EXERCISE INPUTS:
>> BEGIN

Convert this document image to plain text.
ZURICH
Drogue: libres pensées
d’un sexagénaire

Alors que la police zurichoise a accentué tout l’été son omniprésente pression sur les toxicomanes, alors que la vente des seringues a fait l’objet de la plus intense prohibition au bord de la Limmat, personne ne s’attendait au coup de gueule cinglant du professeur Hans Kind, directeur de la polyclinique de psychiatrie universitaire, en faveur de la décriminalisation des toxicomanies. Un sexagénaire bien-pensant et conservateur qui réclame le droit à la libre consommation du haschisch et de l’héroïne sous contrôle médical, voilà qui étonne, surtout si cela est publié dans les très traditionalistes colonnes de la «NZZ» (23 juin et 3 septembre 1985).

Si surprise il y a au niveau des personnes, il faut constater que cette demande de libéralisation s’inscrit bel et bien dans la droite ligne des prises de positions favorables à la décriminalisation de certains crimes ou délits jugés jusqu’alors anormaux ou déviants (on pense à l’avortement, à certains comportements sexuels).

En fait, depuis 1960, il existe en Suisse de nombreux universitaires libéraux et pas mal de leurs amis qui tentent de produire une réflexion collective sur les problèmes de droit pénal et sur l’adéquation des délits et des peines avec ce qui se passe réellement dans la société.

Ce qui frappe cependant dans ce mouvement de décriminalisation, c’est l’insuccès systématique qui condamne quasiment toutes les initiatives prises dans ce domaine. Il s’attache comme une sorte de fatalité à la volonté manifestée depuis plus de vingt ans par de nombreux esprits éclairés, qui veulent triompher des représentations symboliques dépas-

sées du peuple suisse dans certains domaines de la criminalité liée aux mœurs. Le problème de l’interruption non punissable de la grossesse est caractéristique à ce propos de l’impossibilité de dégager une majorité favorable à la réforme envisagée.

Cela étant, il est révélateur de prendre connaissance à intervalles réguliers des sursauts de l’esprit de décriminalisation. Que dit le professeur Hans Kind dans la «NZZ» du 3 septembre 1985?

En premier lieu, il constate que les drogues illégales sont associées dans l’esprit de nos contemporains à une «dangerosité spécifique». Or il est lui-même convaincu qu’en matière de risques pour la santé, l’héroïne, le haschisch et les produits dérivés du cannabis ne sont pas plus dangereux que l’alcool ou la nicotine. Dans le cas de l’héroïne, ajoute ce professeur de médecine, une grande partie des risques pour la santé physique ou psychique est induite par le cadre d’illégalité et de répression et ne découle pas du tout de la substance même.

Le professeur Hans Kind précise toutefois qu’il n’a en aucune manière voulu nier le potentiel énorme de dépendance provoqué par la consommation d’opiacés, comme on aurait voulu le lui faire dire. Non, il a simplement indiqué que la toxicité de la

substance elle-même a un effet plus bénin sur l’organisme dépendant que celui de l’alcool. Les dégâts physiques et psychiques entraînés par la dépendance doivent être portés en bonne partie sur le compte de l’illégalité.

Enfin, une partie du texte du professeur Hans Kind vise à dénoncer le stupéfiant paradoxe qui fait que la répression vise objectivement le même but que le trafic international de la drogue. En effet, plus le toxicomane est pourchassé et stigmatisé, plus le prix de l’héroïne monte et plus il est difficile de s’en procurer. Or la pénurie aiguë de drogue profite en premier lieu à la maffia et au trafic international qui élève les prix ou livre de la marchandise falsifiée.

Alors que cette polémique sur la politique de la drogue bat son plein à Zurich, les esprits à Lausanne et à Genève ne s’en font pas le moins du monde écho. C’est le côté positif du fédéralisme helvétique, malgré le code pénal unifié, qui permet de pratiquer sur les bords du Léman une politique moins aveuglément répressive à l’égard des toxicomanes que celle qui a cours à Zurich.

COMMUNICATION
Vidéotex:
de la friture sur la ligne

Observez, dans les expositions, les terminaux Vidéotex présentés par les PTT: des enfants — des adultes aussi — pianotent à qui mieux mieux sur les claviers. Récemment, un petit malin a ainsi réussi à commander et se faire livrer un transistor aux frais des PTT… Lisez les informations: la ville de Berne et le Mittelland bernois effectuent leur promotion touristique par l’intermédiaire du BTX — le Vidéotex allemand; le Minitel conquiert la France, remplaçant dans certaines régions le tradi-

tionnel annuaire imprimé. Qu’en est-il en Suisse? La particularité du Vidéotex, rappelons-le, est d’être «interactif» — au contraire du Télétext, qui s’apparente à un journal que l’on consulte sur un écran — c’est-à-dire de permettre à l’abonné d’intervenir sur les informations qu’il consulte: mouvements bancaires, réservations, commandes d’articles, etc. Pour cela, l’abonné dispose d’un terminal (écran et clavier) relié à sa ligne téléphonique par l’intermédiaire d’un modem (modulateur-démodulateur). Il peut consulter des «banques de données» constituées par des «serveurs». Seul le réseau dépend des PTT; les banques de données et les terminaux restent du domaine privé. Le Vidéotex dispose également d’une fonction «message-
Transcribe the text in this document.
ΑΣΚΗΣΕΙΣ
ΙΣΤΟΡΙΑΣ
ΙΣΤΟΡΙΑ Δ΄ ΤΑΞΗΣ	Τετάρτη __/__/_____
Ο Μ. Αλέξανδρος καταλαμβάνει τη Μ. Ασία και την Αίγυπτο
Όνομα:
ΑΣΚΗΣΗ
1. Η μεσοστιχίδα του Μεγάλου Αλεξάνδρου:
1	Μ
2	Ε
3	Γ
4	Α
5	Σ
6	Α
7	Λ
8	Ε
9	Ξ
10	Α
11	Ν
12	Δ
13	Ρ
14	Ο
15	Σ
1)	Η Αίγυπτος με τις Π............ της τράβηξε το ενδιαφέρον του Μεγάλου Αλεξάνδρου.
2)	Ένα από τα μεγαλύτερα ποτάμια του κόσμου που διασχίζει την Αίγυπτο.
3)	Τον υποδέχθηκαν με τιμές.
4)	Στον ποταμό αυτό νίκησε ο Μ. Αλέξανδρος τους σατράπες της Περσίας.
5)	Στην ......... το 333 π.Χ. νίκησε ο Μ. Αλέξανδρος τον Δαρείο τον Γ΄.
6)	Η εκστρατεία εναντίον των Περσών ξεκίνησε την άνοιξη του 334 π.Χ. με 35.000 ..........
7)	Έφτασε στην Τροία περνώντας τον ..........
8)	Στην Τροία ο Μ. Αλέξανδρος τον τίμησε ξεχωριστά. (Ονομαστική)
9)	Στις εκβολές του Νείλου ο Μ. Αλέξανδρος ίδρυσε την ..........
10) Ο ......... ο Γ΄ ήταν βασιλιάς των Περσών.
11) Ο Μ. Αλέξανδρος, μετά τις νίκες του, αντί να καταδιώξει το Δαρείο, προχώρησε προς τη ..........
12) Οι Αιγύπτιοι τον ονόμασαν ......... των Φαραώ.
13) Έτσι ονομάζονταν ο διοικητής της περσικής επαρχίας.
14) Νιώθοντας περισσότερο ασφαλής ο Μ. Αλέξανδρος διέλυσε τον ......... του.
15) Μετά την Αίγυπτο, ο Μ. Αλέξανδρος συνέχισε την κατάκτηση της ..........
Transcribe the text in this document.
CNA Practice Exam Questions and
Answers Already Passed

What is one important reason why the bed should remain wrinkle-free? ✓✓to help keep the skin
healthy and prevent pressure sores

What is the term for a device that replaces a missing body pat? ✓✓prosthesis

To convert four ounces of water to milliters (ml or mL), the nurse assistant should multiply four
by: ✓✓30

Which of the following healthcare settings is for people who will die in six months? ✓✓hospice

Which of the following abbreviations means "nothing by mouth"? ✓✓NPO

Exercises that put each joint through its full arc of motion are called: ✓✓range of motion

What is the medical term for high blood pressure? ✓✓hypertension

>> END

TASK DIRECTIONS: Which lines hold the word "pénal"? Show each one.

WRITTEN RESPONSE:
En fait, depuis 1960, il existe en Suisse de nombreux universitaires libéraux et pas mal de leurs amis qui tentent de produire une réflexion collective sur les problèmes de droit pénal et sur l’adéquation des délits et des peines avec ce qui se passe réellement dans la société.
Alors que cette polémique sur la politique de la drogue bat son plein à Zurich, les esprits à Lausanne et à Genève ne s’en font pas le moins du monde écho. C’est le côté positif du fédéralisme helvétique, malgré le code pénal unifié, qui permet de pratiquer sur les bords du Léman une politique moins aveuglément répressive à l’égard des toxicomanes que celle qui a cours à Zurich.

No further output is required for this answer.